Start
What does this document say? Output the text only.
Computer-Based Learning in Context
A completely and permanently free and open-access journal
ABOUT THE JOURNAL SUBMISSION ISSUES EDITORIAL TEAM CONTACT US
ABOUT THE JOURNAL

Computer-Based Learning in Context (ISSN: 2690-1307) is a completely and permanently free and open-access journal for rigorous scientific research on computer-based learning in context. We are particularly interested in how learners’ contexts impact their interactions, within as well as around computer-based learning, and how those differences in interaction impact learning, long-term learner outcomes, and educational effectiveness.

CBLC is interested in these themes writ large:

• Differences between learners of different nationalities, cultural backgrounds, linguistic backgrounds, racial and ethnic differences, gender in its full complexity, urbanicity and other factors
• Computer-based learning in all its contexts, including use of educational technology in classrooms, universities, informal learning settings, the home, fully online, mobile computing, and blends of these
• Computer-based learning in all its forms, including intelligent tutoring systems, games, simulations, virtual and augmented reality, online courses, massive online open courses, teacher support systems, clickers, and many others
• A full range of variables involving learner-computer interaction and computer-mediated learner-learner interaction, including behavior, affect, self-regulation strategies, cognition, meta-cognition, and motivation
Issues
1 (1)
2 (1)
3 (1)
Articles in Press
End
Exercise »
Copy every record exactly as presented.

Answer in full »
What does this document say? Output the text only.
Computer-Based Learning in Context
A completely and permanently free and open-access journal
ABOUT THE JOURNAL SUBMISSION ISSUES EDITORIAL TEAM CONTACT US
ABOUT THE JOURNAL

Computer-Based Learning in Context (ISSN: 2690-1307) is a completely and permanently free and open-access journal for rigorous scientific research on computer-based learning in context. We are particularly interested in how learners’ contexts impact their interactions, within as well as around computer-based learning, and how those differences in interaction impact learning, long-term learner outcomes, and educational effectiveness.

CBLC is interested in these themes writ large:

• Differences between learners of different nationalities, cultural backgrounds, linguistic backgrounds, racial and ethnic differences, gender in its full complexity, urbanicity and other factors
• Computer-based learning in all its contexts, including use of educational technology in classrooms, universities, informal learning settings, the home, fully online, mobile computing, and blends of these
• Computer-based learning in all its forms, including intelligent tutoring systems, games, simulations, virtual and augmented reality, online courses, massive online open courses, teacher support systems, clickers, and many others
• A full range of variables involving learner-computer interaction and computer-mediated learner-learner interaction, including behavior, affect, self-regulation strategies, cognition, meta-cognition, and motivation
Issues
1 (1)
2 (1)
3 (1)
Articles in Press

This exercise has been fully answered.